**Exercise objective**
Look through the data below and return each line where "Deposit" appears.

[Stored entries]

____________________

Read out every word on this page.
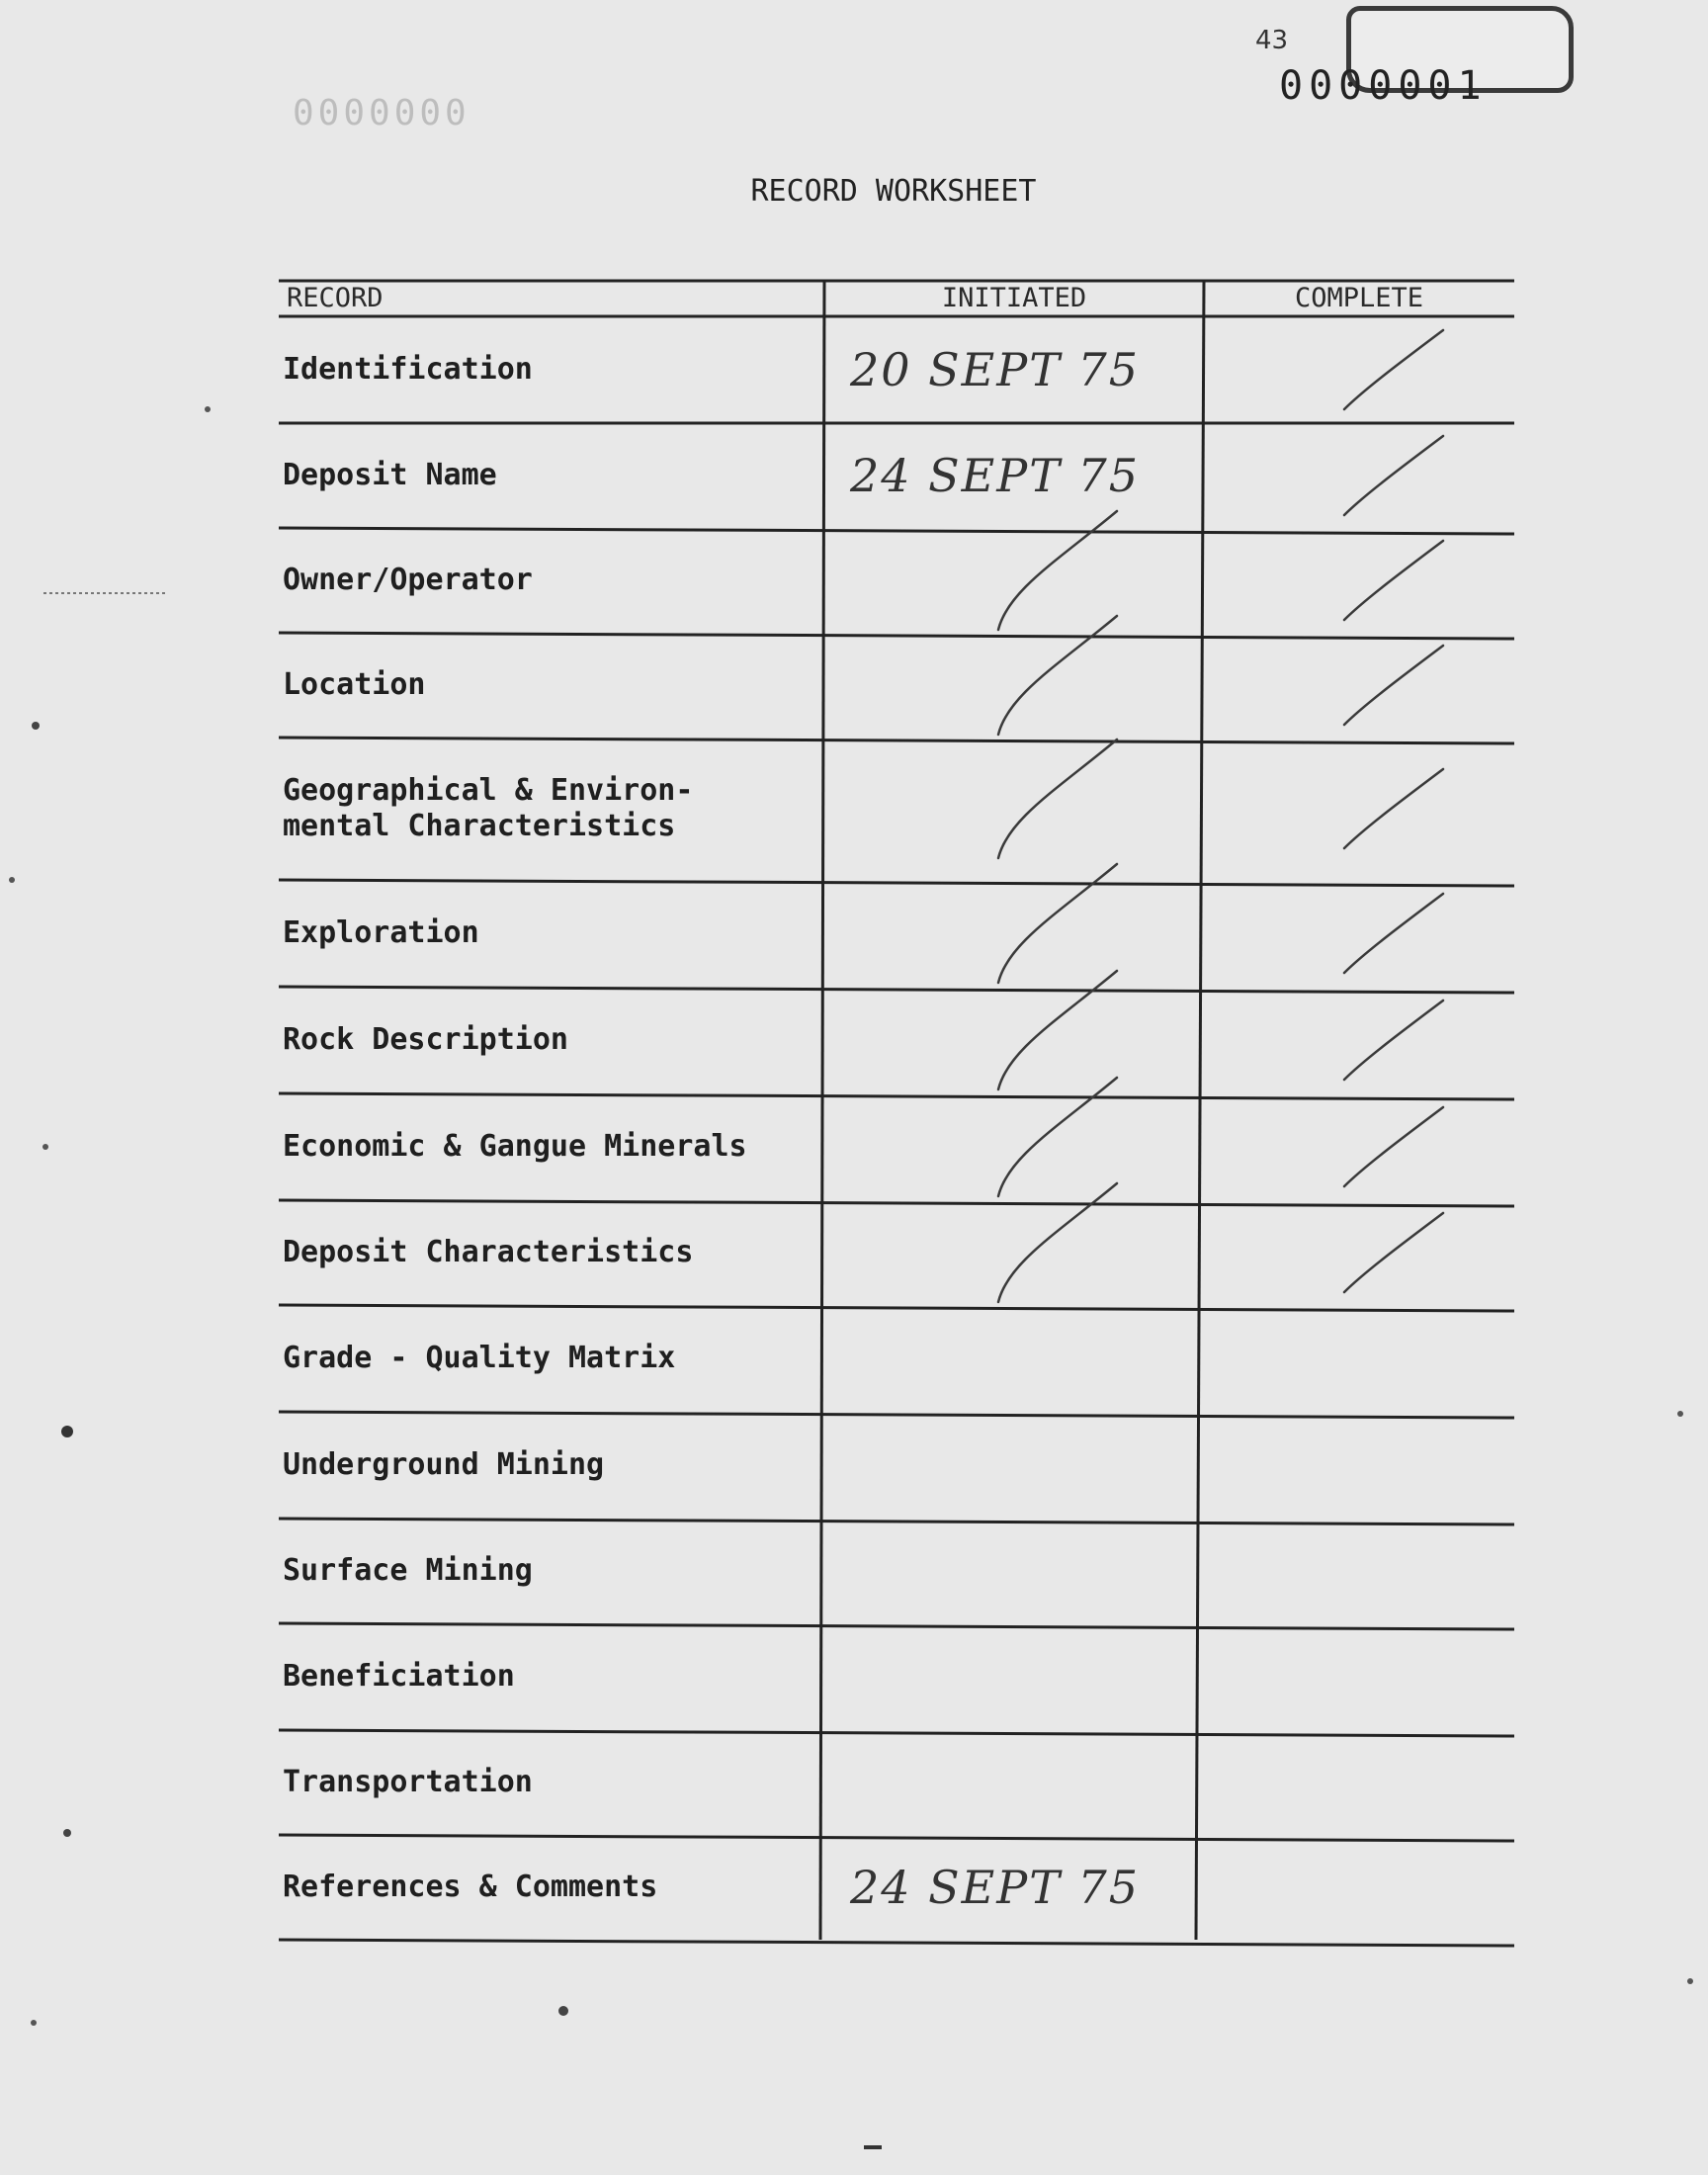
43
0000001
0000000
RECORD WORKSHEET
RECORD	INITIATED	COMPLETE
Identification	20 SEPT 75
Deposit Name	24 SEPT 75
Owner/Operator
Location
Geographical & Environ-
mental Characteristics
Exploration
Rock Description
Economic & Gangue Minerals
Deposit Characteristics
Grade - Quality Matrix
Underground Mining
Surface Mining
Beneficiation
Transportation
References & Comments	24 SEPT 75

____________________

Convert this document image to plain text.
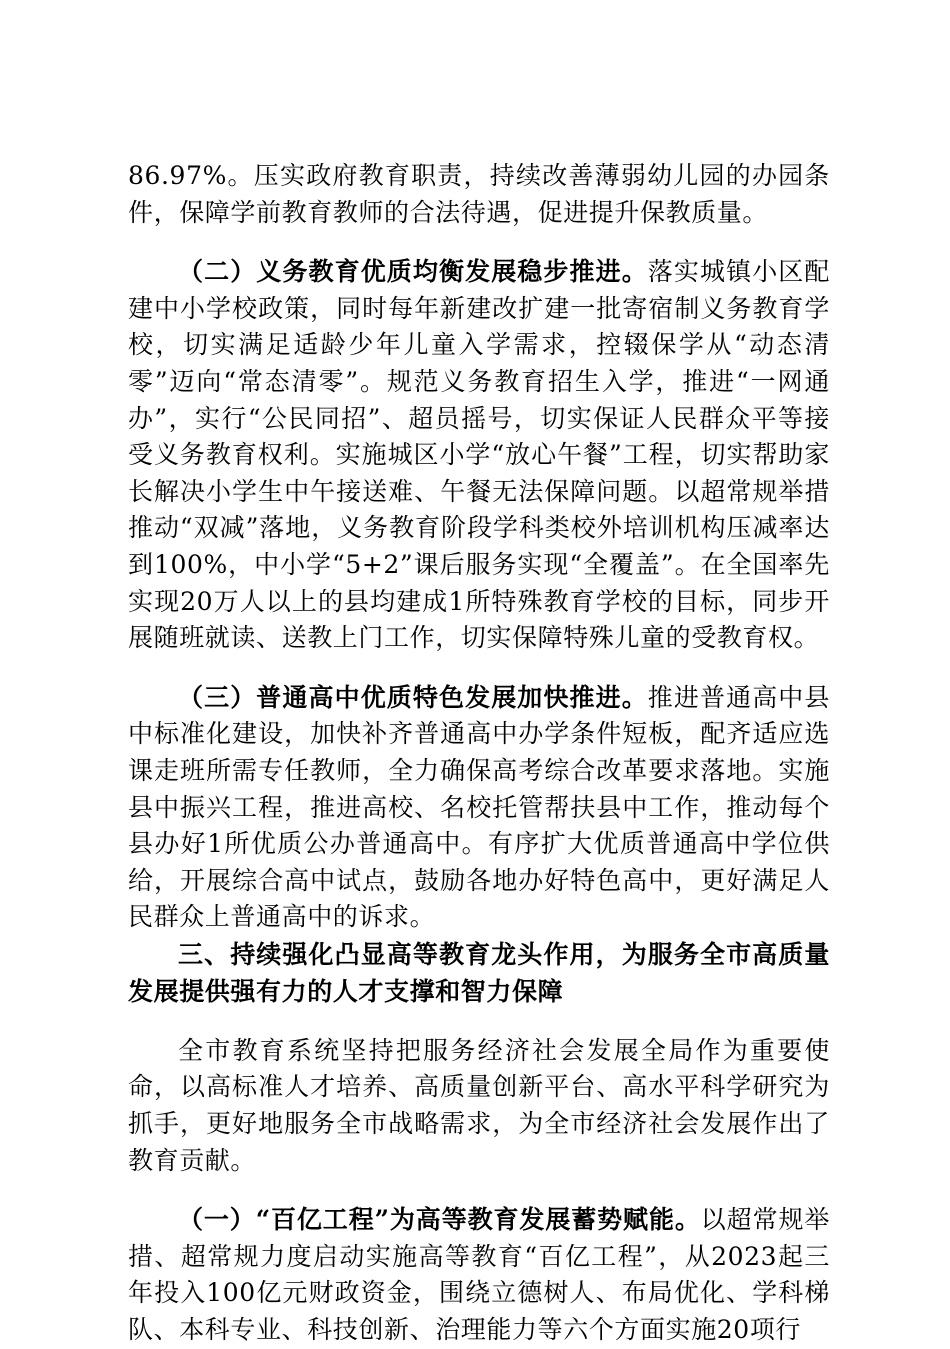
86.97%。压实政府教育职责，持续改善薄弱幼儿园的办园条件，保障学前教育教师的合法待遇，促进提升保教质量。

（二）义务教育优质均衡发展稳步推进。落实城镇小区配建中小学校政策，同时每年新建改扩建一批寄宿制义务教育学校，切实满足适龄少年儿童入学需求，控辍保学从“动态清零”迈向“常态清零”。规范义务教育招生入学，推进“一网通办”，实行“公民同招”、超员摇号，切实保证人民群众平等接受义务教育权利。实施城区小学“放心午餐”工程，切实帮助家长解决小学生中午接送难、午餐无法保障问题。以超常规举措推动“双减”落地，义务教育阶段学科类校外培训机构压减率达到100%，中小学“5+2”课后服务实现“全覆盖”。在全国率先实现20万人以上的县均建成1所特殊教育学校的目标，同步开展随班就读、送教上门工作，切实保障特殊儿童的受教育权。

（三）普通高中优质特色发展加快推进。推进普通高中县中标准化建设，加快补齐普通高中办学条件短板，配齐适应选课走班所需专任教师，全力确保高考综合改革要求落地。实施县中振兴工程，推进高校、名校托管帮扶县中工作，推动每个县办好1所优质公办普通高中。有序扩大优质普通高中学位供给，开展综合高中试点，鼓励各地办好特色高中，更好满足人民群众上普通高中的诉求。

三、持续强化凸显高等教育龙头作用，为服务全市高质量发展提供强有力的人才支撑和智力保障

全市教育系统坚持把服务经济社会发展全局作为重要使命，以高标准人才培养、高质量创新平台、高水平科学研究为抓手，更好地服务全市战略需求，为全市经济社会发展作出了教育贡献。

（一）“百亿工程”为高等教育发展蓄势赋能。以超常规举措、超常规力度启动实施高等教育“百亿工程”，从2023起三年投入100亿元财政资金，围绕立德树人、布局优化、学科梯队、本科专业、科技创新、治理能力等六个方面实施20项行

____________________

**Expected answer**
Deposit Name	24 SEPT 75
Deposit Characteristics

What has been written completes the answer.